▶ **Data records**:
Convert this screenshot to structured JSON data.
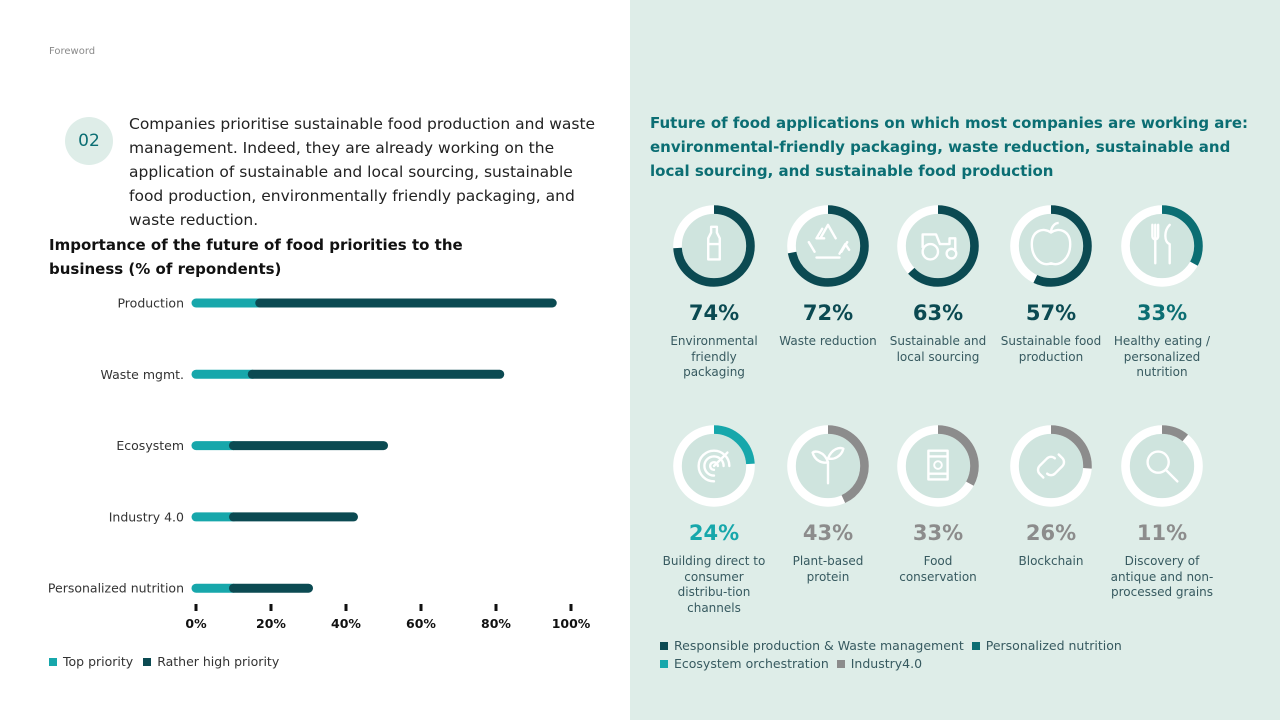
{
  "header": {
    "section": "Foreword"
  },
  "intro": {
    "number": "02",
    "text": "Companies prioritise sustainable food production and waste management. Indeed, they are already working on the application of sustainable and local sourcing, sustainable food production, environmentally friendly packaging, and waste reduction."
  },
  "colors": {
    "top": "#17a7ab",
    "high": "#0b4a52",
    "accent": "#0b6e73",
    "grey": "#8c8c8c",
    "panel": "#deede8",
    "tile": "#cfe4de"
  },
  "chart_data": [
    {
      "type": "bar",
      "orientation": "horizontal",
      "stacked": true,
      "title": "Importance of the future of food priorities to the business (% of repondents)",
      "categories": [
        "Production",
        "Waste mgmt.",
        "Ecosystem",
        "Industry 4.0",
        "Personalized nutrition"
      ],
      "series": [
        {
          "name": "Top priority",
          "values": [
            17,
            15,
            10,
            10,
            10
          ]
        },
        {
          "name": "Rather high priority",
          "values": [
            78,
            66,
            40,
            32,
            20
          ]
        }
      ],
      "xlim": [
        0,
        100
      ],
      "x_ticks": [
        "0%",
        "20%",
        "40%",
        "60%",
        "80%",
        "100%"
      ],
      "legend": "bottom-left"
    },
    {
      "type": "pie",
      "title": "Future of food applications on which most companies are working are: environmental-friendly packaging, waste reduction, sustainable and local sourcing, and sustainable food production",
      "items": [
        {
          "label": "Environmental friendly packaging",
          "value": 74,
          "display": "74%",
          "group": "Responsible production & Waste management",
          "icon": "bottle-icon"
        },
        {
          "label": "Waste reduction",
          "value": 72,
          "display": "72%",
          "group": "Responsible production & Waste management",
          "icon": "recycle-icon"
        },
        {
          "label": "Sustainable and local sourcing",
          "value": 63,
          "display": "63%",
          "group": "Responsible production & Waste management",
          "icon": "tractor-icon"
        },
        {
          "label": "Sustainable food production",
          "value": 57,
          "display": "57%",
          "group": "Responsible production & Waste management",
          "icon": "apple-icon"
        },
        {
          "label": "Healthy eating / personalized nutrition",
          "value": 33,
          "display": "33%",
          "group": "Personalized nutrition",
          "icon": "cutlery-icon"
        },
        {
          "label": "Building direct to consumer distribu-tion channels",
          "value": 24,
          "display": "24%",
          "group": "Ecosystem orchestration",
          "icon": "target-icon"
        },
        {
          "label": "Plant-based protein",
          "value": 43,
          "display": "43%",
          "group": "Industry4.0",
          "icon": "sprout-icon"
        },
        {
          "label": "Food conservation",
          "value": 33,
          "display": "33%",
          "group": "Industry4.0",
          "icon": "can-icon"
        },
        {
          "label": "Blockchain",
          "value": 26,
          "display": "26%",
          "group": "Industry4.0",
          "icon": "chain-link-icon"
        },
        {
          "label": "Discovery of antique and non-processed grains",
          "value": 11,
          "display": "11%",
          "group": "Industry4.0",
          "icon": "magnifier-icon"
        }
      ],
      "legend": [
        {
          "name": "Responsible production & Waste management",
          "color": "#0b4a52"
        },
        {
          "name": "Personalized nutrition",
          "color": "#0b6e73"
        },
        {
          "name": "Ecosystem orchestration",
          "color": "#17a7ab"
        },
        {
          "name": "Industry4.0",
          "color": "#8c8c8c"
        }
      ]
    }
  ]
}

▶ **Exercise aim**: The entries above need to be printed again exactly; please exclude all pictures.

▶ **Response below**:
Convert this screenshot to structured JSON data.
{
  "header": {
    "section": "Foreword"
  },
  "intro": {
    "number": "02",
    "text": "Companies prioritise sustainable food production and waste management. Indeed, they are already working on the application of sustainable and local sourcing, sustainable food production, environmentally friendly packaging, and waste reduction."
  },
  "colors": {
    "top": "#17a7ab",
    "high": "#0b4a52",
    "accent": "#0b6e73",
    "grey": "#8c8c8c",
    "panel": "#deede8",
    "tile": "#cfe4de"
  },
  "chart_data": [
    {
      "type": "bar",
      "orientation": "horizontal",
      "stacked": true,
      "title": "Importance of the future of food priorities to the business (% of repondents)",
      "categories": [
        "Production",
        "Waste mgmt.",
        "Ecosystem",
        "Industry 4.0",
        "Personalized nutrition"
      ],
      "series": [
        {
          "name": "Top priority",
          "values": [
            17,
            15,
            10,
            10,
            10
          ]
        },
        {
          "name": "Rather high priority",
          "values": [
            78,
            66,
            40,
            32,
            20
          ]
        }
      ],
      "xlim": [
        0,
        100
      ],
      "x_ticks": [
        "0%",
        "20%",
        "40%",
        "60%",
        "80%",
        "100%"
      ],
      "legend": "bottom-left"
    },
    {
      "type": "pie",
      "title": "Future of food applications on which most companies are working are: environmental-friendly packaging, waste reduction, sustainable and local sourcing, and sustainable food production",
      "items": [
        {
          "label": "Environmental friendly packaging",
          "value": 74,
          "display": "74%",
          "group": "Responsible production & Waste management",
          "icon": "bottle-icon"
        },
        {
          "label": "Waste reduction",
          "value": 72,
          "display": "72%",
          "group": "Responsible production & Waste management",
          "icon": "recycle-icon"
        },
        {
          "label": "Sustainable and local sourcing",
          "value": 63,
          "display": "63%",
          "group": "Responsible production & Waste management",
          "icon": "tractor-icon"
        },
        {
          "label": "Sustainable food production",
          "value": 57,
          "display": "57%",
          "group": "Responsible production & Waste management",
          "icon": "apple-icon"
        },
        {
          "label": "Healthy eating / personalized nutrition",
          "value": 33,
          "display": "33%",
          "group": "Personalized nutrition",
          "icon": "cutlery-icon"
        },
        {
          "label": "Building direct to consumer distribu-tion channels",
          "value": 24,
          "display": "24%",
          "group": "Ecosystem orchestration",
          "icon": "target-icon"
        },
        {
          "label": "Plant-based protein",
          "value": 43,
          "display": "43%",
          "group": "Industry4.0",
          "icon": "sprout-icon"
        },
        {
          "label": "Food conservation",
          "value": 33,
          "display": "33%",
          "group": "Industry4.0",
          "icon": "can-icon"
        },
        {
          "label": "Blockchain",
          "value": 26,
          "display": "26%",
          "group": "Industry4.0",
          "icon": "chain-link-icon"
        },
        {
          "label": "Discovery of antique and non-processed grains",
          "value": 11,
          "display": "11%",
          "group": "Industry4.0",
          "icon": "magnifier-icon"
        }
      ],
      "legend": [
        {
          "name": "Responsible production & Waste management",
          "color": "#0b4a52"
        },
        {
          "name": "Personalized nutrition",
          "color": "#0b6e73"
        },
        {
          "name": "Ecosystem orchestration",
          "color": "#17a7ab"
        },
        {
          "name": "Industry4.0",
          "color": "#8c8c8c"
        }
      ]
    }
  ]
}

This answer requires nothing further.